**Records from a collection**

• • •

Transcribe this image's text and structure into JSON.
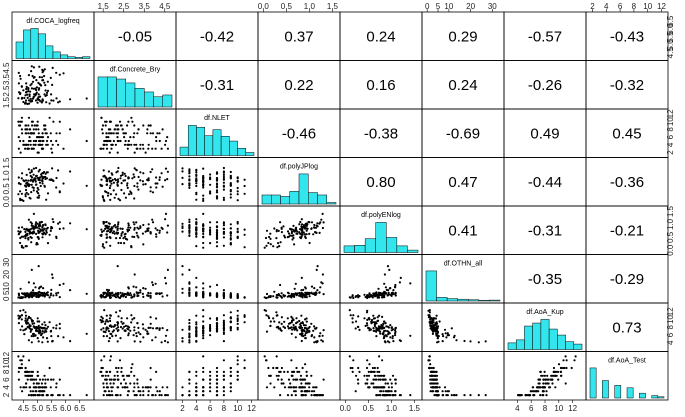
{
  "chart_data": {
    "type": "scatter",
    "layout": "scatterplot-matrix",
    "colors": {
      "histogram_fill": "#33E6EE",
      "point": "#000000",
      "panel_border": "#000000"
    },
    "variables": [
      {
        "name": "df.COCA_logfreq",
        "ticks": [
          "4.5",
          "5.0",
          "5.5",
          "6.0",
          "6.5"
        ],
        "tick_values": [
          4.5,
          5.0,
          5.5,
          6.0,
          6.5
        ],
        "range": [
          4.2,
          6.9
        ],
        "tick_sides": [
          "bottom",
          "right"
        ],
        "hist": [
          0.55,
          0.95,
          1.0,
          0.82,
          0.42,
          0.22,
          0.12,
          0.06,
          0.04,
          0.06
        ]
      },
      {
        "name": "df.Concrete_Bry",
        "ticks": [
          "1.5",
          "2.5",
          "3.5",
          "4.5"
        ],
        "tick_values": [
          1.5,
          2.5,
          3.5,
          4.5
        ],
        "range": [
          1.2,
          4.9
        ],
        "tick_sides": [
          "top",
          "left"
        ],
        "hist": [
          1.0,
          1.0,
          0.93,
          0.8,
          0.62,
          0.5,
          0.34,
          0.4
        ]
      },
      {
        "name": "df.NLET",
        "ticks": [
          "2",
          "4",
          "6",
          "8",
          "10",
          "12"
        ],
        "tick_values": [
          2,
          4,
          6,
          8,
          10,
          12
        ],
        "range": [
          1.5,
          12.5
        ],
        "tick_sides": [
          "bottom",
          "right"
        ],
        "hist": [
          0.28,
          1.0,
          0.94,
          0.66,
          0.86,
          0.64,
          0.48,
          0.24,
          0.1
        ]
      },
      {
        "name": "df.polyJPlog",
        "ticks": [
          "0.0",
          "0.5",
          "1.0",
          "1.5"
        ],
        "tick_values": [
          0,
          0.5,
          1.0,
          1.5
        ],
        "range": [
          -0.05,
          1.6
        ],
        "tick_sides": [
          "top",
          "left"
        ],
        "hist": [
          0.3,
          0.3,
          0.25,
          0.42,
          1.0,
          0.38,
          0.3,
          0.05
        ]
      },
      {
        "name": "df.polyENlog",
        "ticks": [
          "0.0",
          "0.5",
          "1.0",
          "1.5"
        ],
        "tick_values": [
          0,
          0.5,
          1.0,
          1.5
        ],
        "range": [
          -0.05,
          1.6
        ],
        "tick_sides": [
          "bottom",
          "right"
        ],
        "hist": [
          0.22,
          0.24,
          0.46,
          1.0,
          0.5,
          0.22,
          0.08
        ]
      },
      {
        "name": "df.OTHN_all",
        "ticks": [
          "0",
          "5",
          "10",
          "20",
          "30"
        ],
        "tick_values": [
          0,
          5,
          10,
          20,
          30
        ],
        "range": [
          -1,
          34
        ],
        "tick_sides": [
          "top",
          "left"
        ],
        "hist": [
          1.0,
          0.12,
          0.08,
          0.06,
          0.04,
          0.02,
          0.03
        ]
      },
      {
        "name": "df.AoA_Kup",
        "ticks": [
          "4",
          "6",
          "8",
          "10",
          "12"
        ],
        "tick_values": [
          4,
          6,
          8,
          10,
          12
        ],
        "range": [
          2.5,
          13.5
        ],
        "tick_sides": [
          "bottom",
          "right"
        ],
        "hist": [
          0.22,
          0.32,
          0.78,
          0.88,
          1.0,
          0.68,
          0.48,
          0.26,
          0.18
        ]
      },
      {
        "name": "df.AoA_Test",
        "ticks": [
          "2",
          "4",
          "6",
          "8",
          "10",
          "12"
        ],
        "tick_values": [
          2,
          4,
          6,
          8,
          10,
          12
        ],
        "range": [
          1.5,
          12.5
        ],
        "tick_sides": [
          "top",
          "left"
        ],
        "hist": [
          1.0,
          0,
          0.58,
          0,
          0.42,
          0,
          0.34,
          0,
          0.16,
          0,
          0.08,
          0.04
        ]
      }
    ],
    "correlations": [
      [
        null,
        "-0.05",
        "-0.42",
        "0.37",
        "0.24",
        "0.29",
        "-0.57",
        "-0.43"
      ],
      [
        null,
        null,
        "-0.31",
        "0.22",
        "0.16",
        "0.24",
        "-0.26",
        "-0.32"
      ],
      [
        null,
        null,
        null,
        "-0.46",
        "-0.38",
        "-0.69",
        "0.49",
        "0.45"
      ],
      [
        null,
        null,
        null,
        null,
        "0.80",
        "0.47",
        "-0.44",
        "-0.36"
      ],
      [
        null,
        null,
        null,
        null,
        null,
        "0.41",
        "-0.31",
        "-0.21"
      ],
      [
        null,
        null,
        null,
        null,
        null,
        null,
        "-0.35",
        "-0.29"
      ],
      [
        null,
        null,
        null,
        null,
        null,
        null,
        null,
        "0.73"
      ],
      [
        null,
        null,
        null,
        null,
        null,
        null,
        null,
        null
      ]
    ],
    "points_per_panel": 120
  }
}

• • •

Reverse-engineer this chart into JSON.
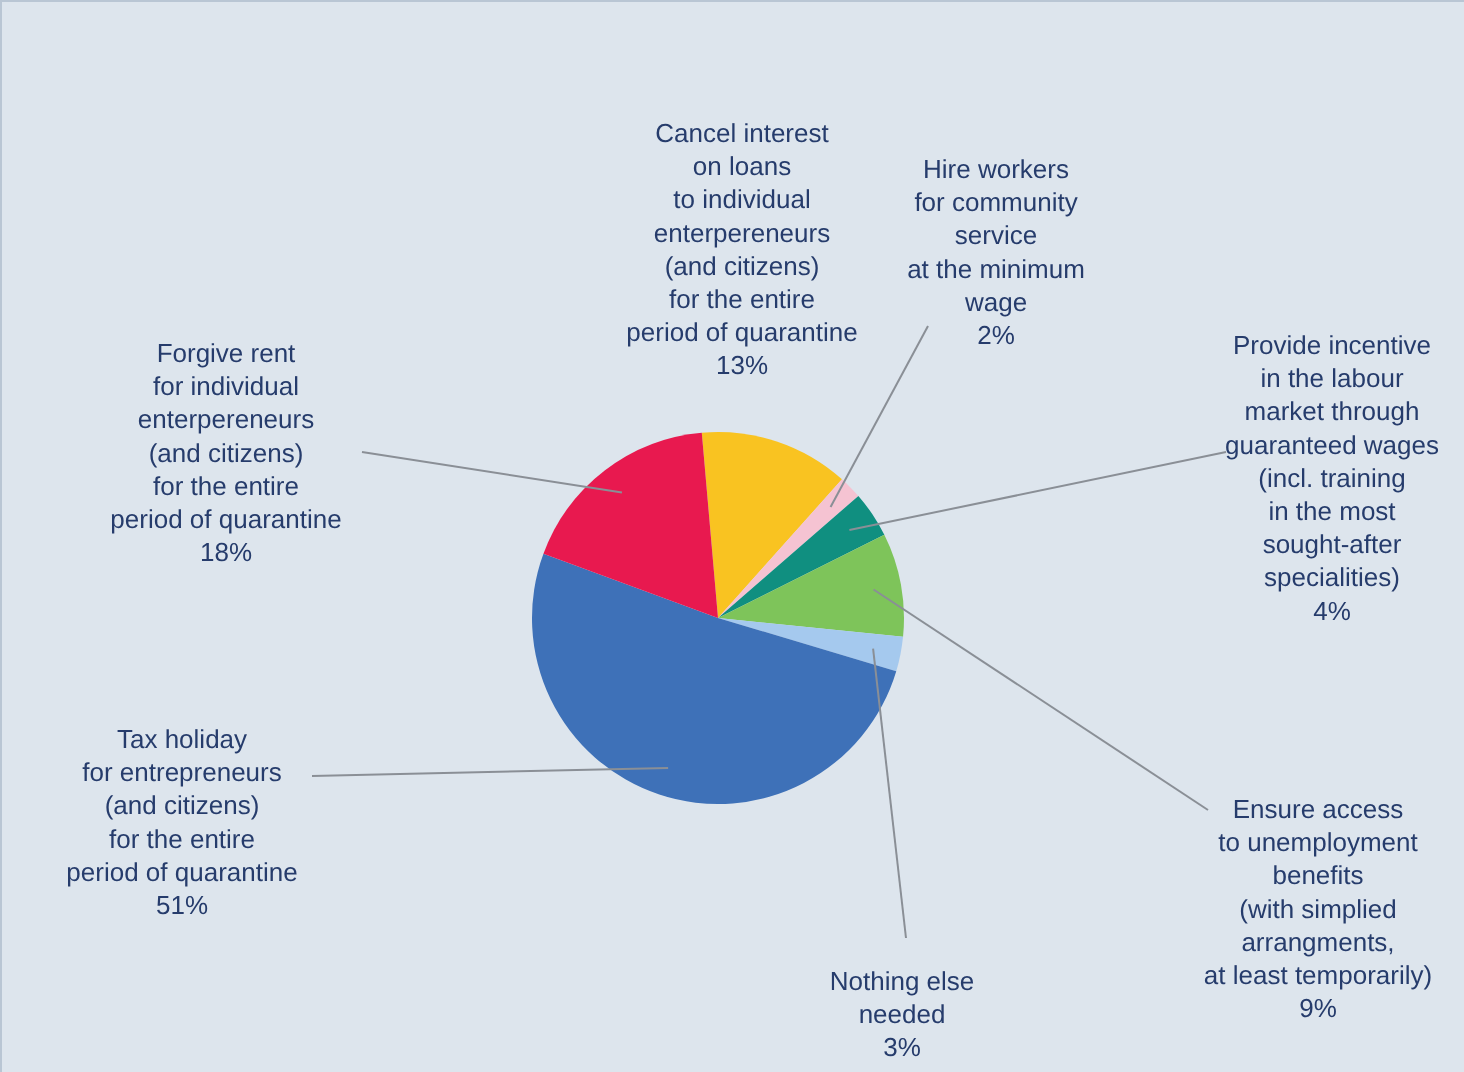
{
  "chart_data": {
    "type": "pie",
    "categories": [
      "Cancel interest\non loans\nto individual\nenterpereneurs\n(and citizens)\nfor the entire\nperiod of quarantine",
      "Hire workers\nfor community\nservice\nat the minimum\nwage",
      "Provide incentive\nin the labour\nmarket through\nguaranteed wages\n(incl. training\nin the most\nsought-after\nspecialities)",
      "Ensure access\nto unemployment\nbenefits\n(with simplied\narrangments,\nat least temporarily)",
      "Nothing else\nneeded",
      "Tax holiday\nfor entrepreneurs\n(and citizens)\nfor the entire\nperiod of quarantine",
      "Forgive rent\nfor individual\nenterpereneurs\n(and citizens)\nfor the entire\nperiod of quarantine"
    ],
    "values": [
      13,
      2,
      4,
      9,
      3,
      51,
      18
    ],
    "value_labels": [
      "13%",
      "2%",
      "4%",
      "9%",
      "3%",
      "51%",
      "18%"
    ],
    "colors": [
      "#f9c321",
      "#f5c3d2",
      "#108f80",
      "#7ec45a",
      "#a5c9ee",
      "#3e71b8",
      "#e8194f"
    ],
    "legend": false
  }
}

• • •

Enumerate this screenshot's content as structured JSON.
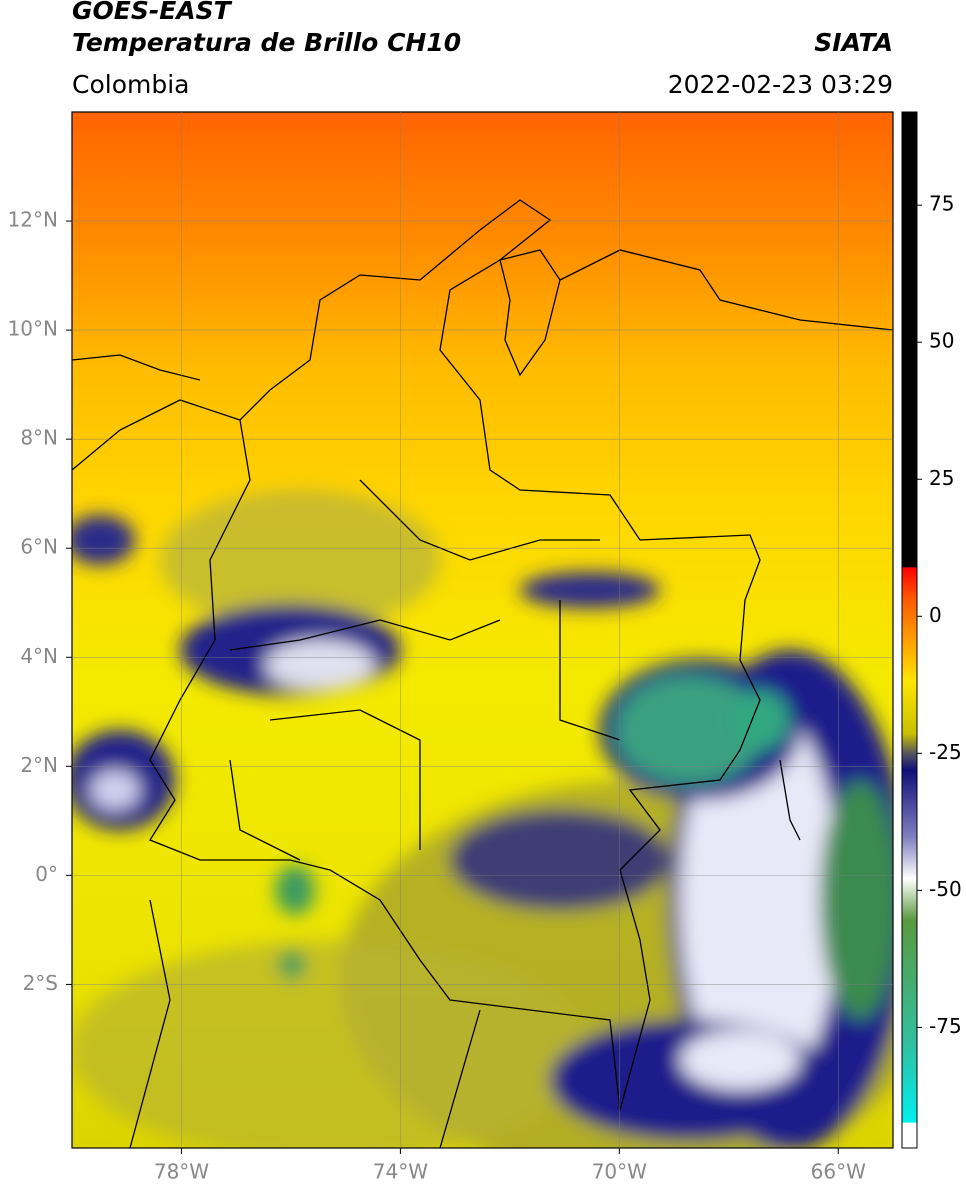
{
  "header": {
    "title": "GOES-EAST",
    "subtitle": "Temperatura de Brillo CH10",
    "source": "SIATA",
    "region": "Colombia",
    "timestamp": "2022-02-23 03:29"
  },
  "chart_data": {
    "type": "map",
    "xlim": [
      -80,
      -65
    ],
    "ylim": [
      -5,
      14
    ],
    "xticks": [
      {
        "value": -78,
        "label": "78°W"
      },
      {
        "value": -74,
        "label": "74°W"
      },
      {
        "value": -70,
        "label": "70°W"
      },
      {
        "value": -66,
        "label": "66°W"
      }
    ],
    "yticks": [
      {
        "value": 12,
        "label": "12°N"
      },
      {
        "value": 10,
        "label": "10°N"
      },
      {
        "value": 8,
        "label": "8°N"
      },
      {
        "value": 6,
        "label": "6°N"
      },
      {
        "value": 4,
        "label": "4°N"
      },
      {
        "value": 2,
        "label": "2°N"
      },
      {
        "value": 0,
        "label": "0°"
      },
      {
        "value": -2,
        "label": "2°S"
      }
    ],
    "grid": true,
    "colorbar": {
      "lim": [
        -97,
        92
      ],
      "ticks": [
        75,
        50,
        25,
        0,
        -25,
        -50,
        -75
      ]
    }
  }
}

• • •

Find the word "JSON" in the data and show each line that holds it.

**Written answer**
Transcribe this image's text and structure into JSON.
Reverse-engineer this chart into JSON.
Enumerate this screenshot's content as structured JSON.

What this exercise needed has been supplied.